- Work to do -
Select, from the material below, each line with "change" in it.

- Record set -
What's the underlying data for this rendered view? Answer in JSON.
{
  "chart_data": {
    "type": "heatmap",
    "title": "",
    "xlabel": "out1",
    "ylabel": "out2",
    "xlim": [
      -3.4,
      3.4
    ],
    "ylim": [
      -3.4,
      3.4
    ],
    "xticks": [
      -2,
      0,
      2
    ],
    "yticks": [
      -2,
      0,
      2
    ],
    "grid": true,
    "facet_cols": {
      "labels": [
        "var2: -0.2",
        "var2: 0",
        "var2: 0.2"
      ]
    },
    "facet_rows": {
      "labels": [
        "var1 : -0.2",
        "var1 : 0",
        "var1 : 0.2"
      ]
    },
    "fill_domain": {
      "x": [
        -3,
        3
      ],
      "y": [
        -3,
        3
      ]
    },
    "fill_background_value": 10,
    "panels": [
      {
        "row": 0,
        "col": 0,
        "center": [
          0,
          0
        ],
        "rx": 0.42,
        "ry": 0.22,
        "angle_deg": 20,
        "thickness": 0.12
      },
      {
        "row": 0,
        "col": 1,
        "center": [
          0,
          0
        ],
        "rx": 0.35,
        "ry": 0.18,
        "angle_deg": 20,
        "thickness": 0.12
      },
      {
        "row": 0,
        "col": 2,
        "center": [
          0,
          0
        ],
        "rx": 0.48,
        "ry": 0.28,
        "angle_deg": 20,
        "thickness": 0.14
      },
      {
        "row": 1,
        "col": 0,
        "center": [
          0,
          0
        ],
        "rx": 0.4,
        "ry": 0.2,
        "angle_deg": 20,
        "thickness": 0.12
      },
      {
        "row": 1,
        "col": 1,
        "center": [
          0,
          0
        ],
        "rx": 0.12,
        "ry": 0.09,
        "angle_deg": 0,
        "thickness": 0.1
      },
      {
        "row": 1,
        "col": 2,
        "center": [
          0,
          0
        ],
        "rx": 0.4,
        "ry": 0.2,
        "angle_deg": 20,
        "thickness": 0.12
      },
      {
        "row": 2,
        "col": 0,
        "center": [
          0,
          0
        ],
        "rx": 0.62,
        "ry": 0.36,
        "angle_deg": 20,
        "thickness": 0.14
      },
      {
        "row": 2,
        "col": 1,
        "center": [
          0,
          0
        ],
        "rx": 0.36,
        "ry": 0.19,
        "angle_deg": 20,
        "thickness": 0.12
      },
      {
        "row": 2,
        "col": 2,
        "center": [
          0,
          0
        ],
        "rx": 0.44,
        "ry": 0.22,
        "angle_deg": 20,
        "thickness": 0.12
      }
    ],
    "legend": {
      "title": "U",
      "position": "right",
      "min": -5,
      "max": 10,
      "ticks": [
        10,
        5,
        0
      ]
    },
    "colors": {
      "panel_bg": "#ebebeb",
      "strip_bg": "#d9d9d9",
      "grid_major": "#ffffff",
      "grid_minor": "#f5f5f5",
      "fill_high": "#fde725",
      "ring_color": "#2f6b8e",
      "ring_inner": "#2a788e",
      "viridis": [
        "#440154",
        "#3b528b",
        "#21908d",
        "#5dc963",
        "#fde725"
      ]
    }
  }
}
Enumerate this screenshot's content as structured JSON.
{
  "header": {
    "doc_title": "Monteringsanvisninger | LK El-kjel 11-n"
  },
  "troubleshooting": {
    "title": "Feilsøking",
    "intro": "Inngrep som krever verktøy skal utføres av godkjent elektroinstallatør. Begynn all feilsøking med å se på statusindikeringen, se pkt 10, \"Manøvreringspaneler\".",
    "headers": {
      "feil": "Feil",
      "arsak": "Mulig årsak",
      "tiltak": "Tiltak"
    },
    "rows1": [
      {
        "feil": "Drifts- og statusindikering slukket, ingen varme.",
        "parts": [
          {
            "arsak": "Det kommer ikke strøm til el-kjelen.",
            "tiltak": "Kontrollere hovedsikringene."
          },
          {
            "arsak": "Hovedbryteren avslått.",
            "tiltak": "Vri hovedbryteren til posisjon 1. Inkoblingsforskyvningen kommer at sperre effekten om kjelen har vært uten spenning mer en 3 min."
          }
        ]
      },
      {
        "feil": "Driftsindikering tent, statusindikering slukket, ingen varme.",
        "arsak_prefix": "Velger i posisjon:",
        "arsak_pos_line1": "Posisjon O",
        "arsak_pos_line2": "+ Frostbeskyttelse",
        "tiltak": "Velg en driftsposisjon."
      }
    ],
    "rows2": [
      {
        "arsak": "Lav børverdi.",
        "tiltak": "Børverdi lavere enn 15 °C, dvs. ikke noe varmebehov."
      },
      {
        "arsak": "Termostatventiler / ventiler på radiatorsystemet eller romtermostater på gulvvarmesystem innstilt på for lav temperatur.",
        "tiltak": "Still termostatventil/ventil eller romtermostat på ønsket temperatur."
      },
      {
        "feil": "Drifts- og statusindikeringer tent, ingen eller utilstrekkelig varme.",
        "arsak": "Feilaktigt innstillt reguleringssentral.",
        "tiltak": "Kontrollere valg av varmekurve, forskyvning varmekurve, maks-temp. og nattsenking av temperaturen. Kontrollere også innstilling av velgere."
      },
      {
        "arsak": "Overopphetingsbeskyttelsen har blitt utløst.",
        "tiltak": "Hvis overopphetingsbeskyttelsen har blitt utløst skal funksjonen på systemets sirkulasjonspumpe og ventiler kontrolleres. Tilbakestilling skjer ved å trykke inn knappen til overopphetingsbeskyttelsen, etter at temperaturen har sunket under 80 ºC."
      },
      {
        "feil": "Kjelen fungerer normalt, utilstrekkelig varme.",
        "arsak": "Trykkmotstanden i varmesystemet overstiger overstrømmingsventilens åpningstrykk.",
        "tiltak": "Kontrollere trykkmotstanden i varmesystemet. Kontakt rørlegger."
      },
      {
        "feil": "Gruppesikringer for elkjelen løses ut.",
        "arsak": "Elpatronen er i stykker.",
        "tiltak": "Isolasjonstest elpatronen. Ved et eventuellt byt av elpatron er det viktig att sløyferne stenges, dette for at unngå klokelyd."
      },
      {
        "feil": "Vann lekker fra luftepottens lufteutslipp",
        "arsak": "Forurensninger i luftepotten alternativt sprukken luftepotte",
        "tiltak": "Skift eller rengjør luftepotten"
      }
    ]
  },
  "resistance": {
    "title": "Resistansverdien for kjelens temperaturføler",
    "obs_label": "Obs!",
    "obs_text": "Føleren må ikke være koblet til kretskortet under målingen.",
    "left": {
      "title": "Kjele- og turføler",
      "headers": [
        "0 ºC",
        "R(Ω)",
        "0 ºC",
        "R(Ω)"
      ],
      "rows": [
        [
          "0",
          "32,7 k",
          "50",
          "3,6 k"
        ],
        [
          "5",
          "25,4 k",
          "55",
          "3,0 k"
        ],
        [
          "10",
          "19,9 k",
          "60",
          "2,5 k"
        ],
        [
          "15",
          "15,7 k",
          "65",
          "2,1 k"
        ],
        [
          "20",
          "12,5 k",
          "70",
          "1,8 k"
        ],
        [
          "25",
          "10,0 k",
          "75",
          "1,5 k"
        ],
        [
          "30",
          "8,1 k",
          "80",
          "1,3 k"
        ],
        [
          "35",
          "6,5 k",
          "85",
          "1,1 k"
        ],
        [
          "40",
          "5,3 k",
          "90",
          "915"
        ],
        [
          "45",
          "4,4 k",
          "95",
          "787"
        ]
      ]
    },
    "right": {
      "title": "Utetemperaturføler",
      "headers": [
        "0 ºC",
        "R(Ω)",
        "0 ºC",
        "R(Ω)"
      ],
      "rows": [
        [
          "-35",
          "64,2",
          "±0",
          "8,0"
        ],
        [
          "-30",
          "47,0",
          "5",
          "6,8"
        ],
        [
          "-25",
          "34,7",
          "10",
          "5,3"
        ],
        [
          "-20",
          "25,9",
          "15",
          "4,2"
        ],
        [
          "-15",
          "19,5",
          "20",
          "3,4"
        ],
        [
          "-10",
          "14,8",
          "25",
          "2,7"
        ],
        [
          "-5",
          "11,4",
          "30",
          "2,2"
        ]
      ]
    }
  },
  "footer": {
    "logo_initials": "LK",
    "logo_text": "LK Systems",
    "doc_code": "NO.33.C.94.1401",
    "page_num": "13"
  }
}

==

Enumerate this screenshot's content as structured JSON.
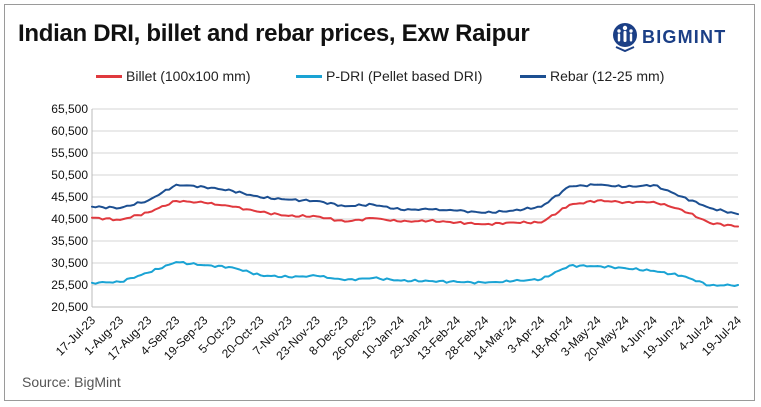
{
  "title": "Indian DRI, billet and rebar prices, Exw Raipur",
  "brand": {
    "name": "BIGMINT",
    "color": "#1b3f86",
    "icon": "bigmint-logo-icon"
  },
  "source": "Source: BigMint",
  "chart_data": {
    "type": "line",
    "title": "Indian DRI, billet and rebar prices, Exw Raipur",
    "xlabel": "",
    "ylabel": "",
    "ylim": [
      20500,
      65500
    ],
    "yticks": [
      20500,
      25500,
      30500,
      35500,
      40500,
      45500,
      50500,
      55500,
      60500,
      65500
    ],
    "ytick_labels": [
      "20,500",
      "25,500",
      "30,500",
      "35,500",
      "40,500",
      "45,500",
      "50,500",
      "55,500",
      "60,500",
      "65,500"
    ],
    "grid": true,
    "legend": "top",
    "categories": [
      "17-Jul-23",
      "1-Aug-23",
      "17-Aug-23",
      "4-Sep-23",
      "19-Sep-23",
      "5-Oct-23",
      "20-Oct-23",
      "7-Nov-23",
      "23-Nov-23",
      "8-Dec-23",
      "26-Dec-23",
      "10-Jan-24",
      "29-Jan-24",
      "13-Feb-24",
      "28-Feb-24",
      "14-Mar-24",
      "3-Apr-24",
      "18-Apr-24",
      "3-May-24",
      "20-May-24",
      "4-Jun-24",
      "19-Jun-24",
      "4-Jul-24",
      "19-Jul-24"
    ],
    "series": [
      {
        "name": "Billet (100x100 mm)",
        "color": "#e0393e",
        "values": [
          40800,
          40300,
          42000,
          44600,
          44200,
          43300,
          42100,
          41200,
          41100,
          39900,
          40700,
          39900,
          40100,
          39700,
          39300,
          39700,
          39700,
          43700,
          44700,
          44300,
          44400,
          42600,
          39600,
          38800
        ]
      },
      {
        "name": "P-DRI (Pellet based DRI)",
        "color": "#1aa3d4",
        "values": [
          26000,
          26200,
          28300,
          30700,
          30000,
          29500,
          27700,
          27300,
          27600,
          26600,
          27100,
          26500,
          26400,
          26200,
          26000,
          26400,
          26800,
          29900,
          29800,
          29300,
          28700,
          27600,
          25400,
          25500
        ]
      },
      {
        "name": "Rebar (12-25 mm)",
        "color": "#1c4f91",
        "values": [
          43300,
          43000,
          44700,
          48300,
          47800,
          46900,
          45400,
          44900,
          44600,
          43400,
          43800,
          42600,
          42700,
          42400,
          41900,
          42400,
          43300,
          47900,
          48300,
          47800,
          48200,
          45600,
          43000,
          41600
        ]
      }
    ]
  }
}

--

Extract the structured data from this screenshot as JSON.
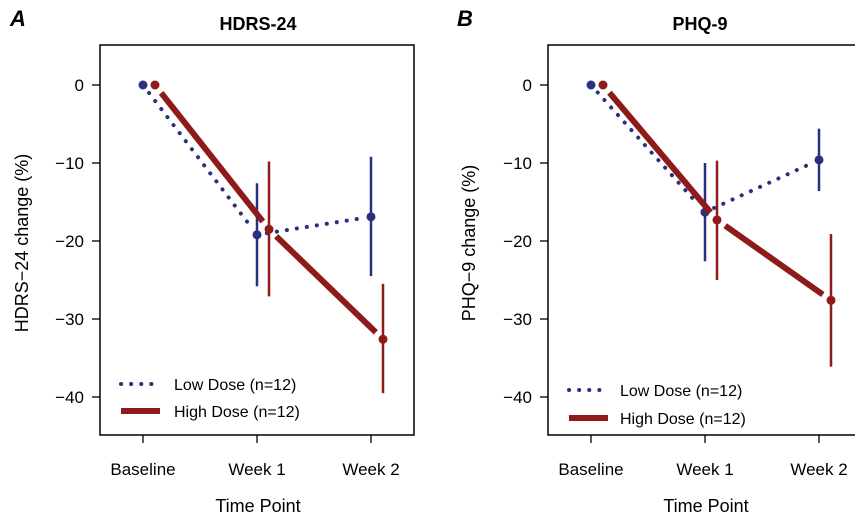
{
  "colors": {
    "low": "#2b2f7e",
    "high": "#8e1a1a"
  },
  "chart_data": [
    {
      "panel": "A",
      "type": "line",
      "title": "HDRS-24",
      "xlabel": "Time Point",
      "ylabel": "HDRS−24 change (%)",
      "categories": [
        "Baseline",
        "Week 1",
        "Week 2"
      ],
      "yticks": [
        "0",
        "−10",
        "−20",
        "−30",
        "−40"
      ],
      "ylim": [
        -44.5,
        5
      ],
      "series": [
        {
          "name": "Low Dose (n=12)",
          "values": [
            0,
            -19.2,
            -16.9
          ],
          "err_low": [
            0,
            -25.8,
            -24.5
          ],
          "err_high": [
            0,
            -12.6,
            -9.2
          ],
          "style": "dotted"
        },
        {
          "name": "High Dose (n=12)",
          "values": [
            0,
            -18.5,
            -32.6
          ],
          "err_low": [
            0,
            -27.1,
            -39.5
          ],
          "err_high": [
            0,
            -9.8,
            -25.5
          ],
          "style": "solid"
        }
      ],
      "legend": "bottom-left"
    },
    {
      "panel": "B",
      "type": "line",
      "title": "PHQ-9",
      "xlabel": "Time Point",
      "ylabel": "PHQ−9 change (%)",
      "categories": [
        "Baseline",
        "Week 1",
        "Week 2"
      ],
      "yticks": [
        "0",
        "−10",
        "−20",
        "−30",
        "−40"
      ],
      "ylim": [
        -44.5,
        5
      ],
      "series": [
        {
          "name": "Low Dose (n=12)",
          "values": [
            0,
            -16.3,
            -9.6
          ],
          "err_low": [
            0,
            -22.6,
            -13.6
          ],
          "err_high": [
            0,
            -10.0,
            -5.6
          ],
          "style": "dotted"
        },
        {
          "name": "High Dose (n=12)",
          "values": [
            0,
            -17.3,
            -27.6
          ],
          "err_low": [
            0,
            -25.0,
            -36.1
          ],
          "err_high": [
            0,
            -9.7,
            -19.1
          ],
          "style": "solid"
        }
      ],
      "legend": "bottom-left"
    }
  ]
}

- The reply -
      "ylabel": "HDRS−24 change (%)",
      "ylabel": "PHQ−9 change (%)",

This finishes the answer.